#### Your task
Answer with the number of lines in the listing below that contain the word "سازمان", and nothing else.

[Rows from a dataset]
┄┄┄┄┄┄┄┄┄┄┄┄┄┄┄┄┄┄┄┄

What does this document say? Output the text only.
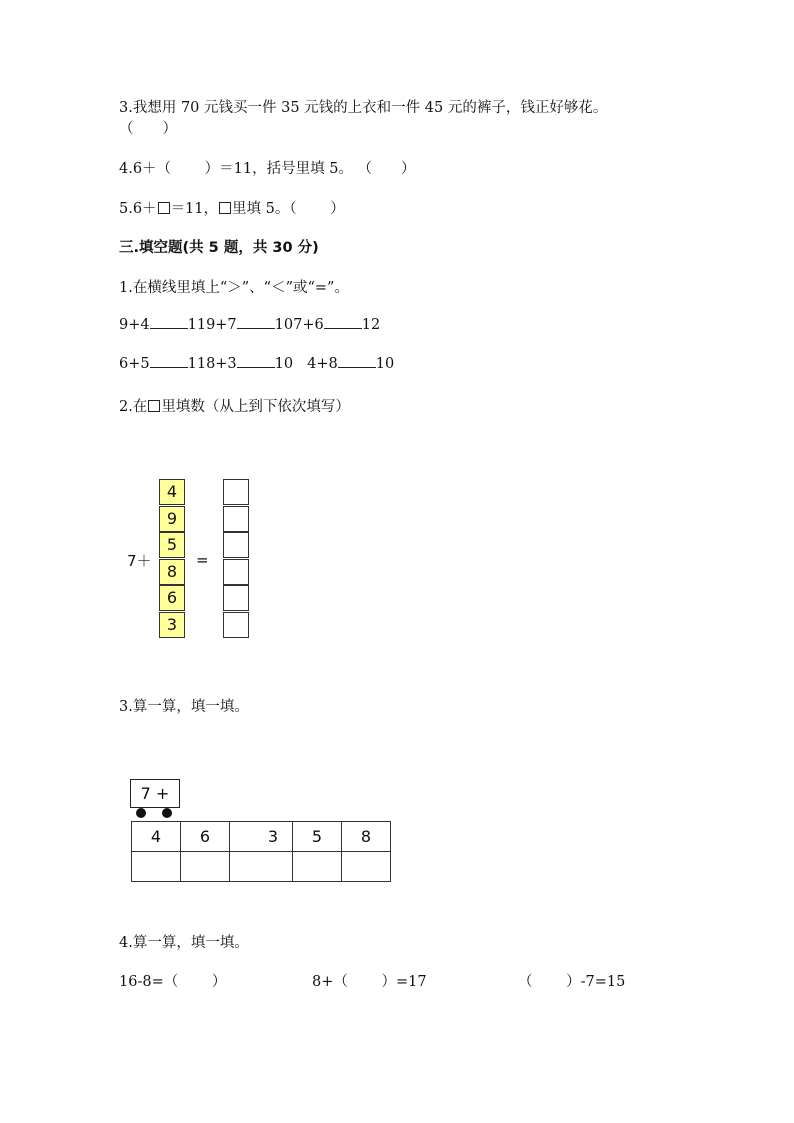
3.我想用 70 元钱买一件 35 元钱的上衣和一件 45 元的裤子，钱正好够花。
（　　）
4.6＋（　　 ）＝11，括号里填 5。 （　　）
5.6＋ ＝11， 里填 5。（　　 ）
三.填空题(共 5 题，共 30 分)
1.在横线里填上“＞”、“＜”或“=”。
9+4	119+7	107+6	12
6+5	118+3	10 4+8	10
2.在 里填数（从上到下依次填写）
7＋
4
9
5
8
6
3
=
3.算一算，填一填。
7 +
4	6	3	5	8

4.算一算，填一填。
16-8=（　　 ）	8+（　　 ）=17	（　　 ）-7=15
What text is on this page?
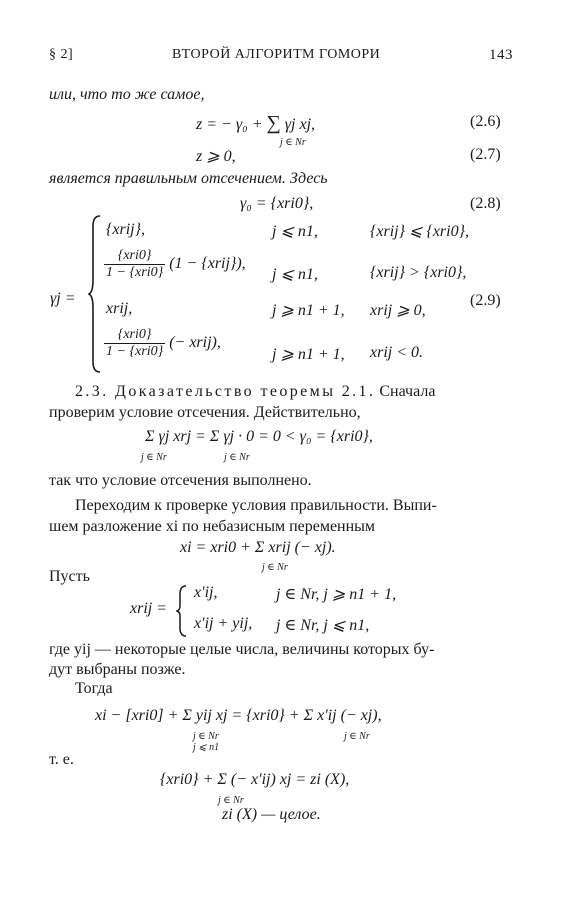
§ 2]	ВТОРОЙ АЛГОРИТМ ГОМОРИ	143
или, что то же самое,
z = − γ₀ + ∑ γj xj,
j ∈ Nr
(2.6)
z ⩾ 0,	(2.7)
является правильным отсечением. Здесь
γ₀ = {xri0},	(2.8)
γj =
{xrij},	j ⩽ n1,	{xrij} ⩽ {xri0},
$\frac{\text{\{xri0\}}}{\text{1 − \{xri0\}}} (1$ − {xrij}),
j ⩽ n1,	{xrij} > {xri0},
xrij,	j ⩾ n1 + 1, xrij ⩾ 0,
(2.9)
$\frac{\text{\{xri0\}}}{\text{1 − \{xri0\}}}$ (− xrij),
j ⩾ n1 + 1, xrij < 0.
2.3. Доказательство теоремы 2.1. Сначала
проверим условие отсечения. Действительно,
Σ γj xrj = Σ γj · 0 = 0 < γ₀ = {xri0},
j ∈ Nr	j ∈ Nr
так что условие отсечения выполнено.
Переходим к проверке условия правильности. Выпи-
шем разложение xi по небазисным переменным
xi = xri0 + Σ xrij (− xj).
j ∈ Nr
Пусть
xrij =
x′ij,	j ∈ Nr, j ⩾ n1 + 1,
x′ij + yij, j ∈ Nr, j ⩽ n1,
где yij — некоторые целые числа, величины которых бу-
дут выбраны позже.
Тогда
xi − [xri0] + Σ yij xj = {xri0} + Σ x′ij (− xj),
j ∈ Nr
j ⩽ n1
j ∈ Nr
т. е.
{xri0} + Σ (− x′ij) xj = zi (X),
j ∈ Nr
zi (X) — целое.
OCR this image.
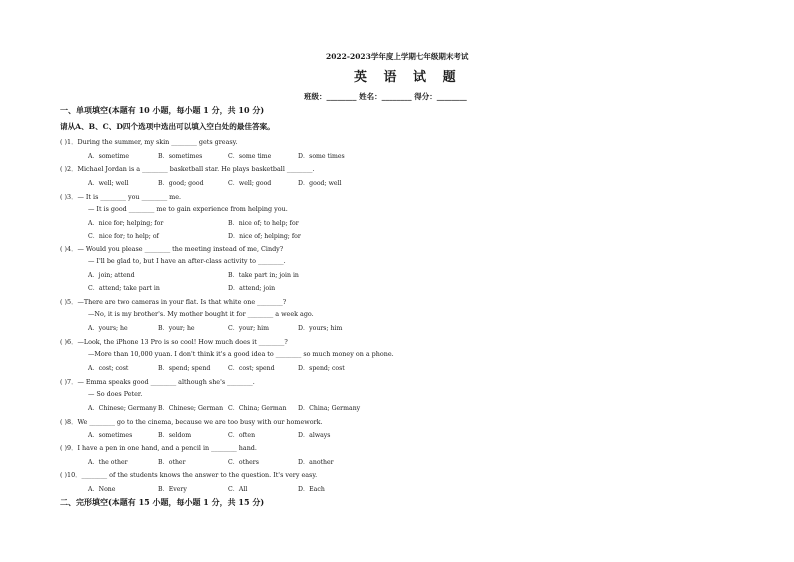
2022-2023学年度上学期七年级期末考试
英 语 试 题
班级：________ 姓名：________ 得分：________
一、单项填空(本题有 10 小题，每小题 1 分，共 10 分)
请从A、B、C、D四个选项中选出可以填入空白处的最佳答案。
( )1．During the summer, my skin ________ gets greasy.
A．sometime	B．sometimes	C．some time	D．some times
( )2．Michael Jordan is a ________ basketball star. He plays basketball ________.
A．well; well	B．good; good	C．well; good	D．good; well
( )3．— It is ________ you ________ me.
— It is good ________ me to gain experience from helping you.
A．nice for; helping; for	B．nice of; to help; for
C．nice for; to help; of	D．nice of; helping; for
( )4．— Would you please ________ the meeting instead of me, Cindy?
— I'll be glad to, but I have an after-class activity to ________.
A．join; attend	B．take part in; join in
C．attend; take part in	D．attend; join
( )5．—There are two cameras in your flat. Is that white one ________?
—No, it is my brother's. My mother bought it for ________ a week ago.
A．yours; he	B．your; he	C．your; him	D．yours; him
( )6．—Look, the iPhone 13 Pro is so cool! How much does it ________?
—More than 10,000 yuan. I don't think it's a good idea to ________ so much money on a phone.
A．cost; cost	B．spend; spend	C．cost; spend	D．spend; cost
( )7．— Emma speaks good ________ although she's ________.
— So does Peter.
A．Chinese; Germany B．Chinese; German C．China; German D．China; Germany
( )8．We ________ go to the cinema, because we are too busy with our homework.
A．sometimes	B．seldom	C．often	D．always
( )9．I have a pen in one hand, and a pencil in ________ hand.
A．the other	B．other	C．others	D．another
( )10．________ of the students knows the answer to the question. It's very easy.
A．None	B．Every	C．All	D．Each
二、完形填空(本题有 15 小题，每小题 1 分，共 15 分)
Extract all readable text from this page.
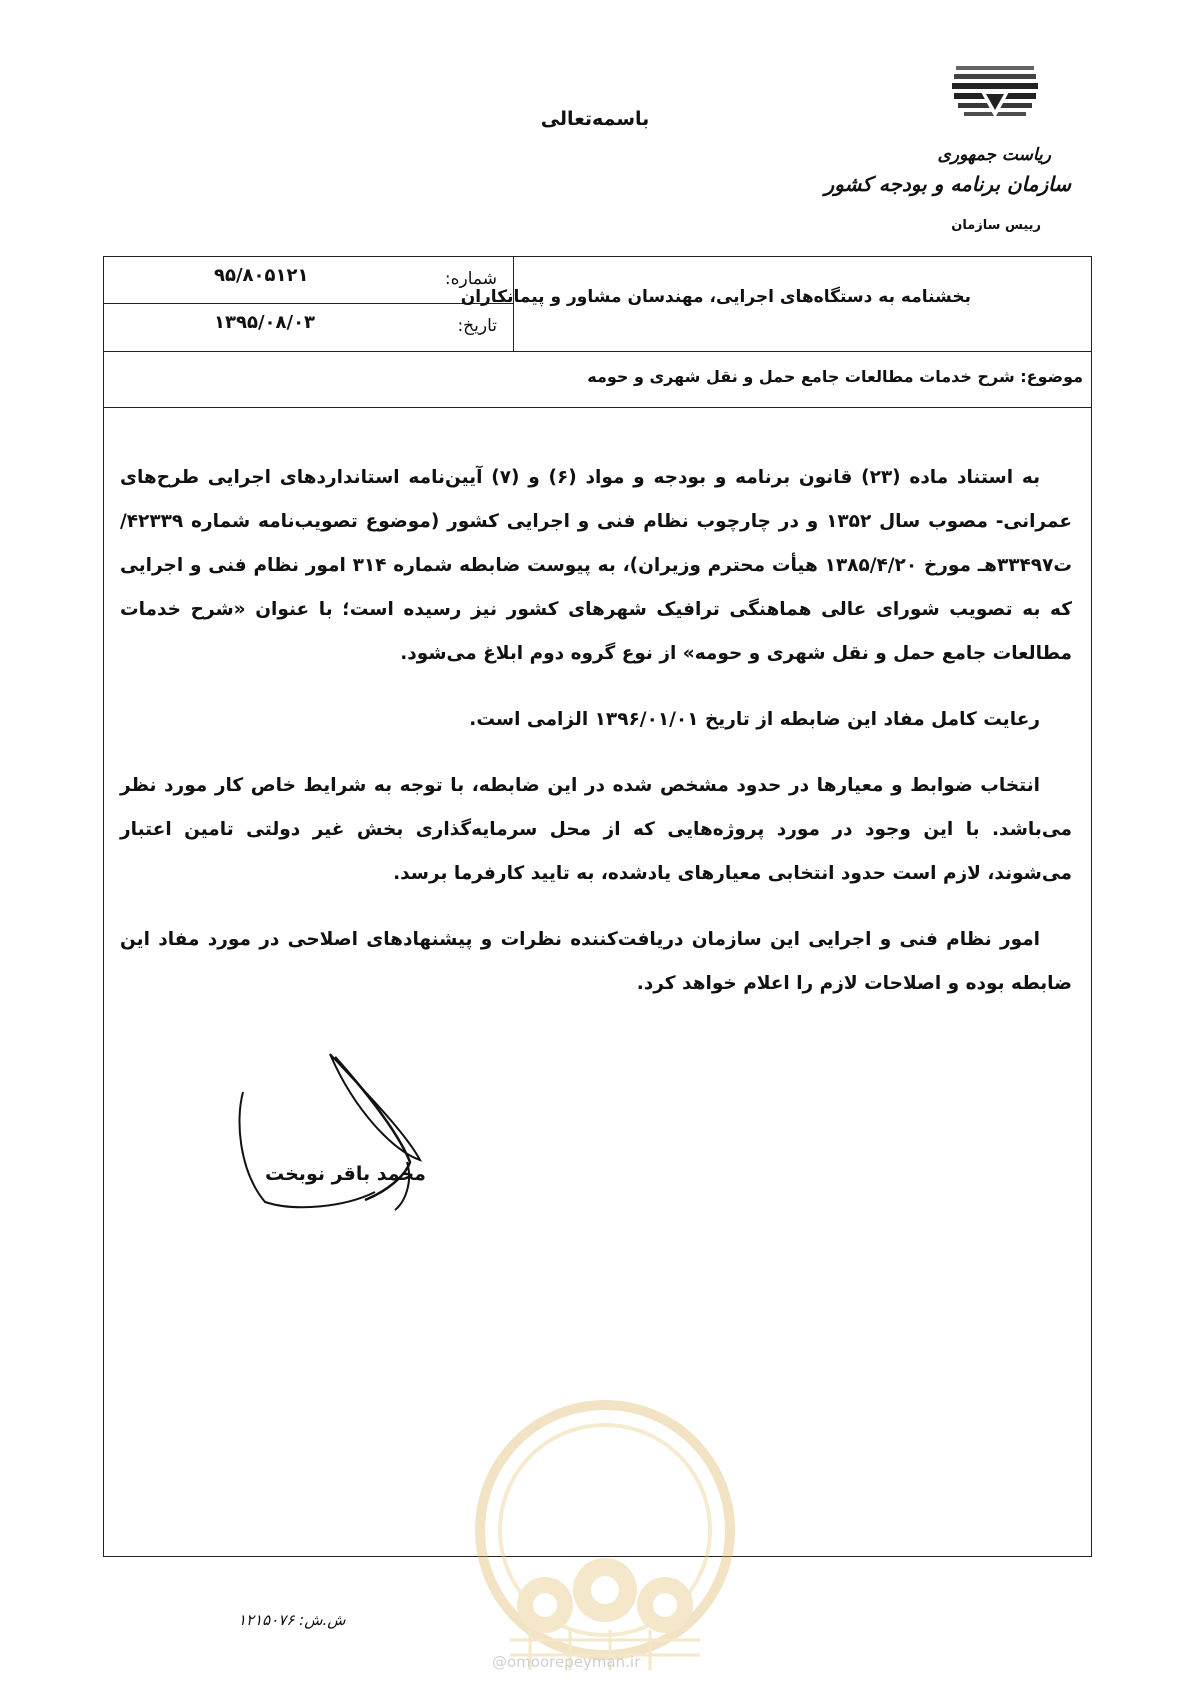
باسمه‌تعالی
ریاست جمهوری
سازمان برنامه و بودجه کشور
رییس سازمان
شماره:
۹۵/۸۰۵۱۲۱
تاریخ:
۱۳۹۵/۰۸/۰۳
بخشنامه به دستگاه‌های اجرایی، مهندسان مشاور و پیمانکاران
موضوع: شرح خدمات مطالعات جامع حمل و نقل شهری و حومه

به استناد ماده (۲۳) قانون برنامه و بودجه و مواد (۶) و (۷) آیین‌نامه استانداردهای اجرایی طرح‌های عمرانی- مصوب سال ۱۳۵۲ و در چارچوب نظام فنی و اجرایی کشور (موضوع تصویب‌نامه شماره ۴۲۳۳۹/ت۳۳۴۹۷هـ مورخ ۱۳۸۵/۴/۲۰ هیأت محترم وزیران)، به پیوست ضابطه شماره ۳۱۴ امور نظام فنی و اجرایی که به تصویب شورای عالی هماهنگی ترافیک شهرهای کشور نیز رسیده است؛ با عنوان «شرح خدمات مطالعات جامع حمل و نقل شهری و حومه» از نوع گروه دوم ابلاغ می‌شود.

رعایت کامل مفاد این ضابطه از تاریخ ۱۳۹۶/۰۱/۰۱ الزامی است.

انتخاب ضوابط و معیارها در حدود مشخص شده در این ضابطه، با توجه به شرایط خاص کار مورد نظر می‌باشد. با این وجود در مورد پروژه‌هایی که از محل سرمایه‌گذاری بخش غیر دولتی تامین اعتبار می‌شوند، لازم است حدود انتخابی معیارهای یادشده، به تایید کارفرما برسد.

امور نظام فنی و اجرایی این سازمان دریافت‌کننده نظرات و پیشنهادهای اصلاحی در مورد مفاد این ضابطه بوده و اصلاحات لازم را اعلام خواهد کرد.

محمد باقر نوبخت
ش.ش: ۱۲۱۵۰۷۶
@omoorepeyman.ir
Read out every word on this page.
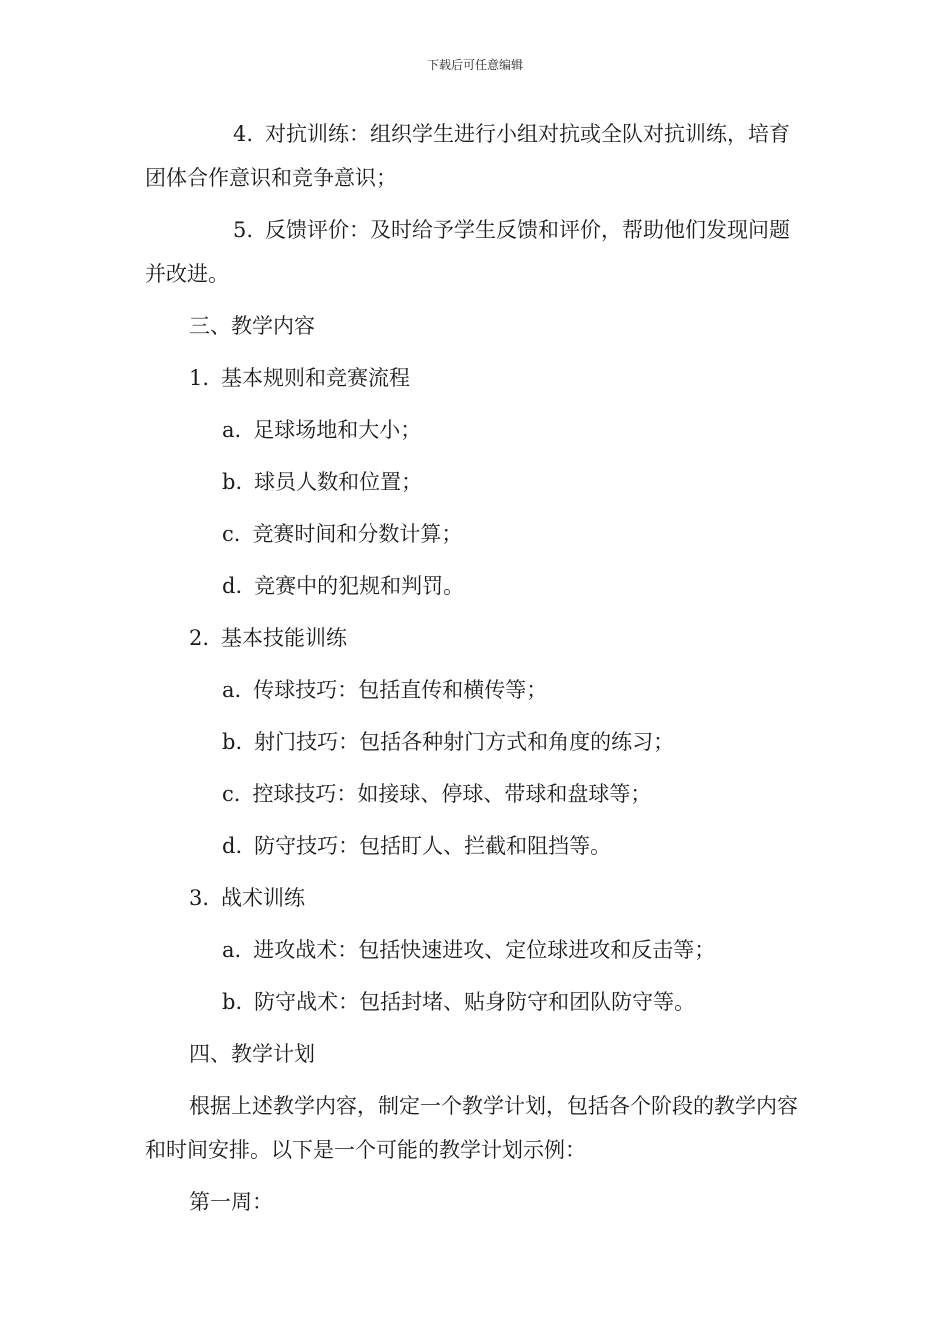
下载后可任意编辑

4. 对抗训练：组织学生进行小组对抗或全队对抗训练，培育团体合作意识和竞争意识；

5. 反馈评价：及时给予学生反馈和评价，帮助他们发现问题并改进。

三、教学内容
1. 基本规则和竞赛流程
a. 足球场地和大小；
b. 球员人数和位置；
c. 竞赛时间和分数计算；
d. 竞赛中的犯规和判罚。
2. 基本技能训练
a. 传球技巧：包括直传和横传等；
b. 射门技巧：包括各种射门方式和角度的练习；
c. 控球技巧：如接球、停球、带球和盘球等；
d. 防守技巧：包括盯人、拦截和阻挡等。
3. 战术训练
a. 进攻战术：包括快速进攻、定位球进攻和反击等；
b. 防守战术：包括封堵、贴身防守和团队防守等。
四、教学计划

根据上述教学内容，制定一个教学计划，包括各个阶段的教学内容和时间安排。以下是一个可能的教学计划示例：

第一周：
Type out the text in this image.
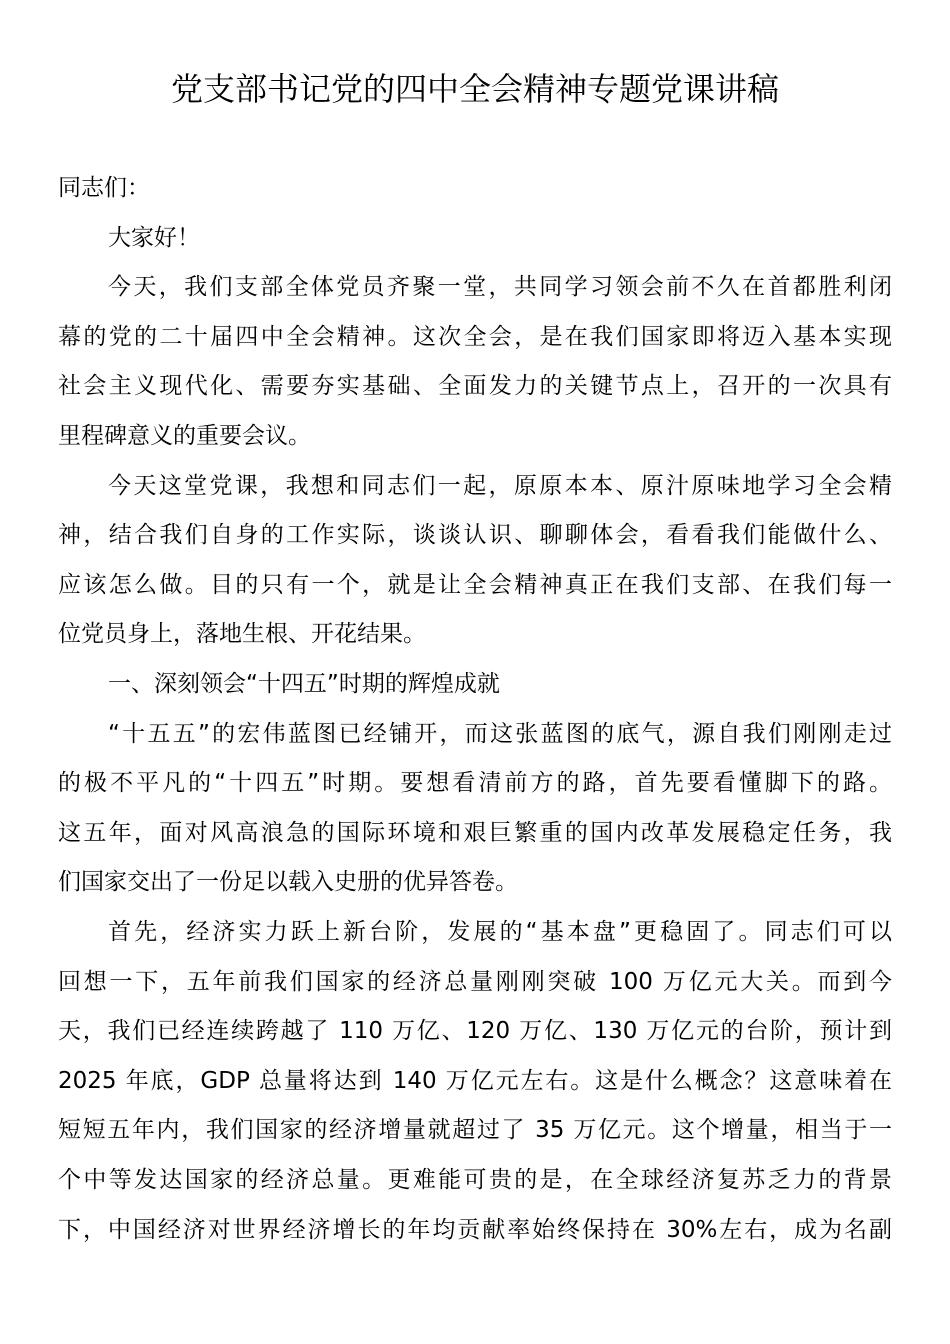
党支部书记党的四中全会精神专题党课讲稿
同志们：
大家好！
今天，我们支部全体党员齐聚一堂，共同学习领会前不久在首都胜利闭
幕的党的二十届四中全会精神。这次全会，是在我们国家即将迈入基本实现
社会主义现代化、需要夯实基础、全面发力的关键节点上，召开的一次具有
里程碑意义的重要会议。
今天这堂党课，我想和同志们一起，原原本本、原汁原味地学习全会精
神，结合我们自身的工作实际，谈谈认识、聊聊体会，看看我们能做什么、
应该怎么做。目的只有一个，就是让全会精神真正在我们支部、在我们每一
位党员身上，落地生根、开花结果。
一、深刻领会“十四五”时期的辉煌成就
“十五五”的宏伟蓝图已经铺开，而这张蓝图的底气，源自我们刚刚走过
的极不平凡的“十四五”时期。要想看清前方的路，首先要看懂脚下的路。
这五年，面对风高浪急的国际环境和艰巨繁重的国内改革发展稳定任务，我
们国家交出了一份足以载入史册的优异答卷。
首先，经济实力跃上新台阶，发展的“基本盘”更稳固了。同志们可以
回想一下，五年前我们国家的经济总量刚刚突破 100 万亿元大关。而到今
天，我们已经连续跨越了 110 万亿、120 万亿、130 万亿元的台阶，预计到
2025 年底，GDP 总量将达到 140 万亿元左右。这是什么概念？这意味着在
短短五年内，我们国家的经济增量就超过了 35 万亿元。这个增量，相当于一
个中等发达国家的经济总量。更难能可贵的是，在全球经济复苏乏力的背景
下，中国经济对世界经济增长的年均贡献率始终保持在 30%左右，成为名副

┄┄┄┄┄┄┄┄┄┄┄┄┄┄┄┄┄┄┄┄

#### Reply to the exercise
3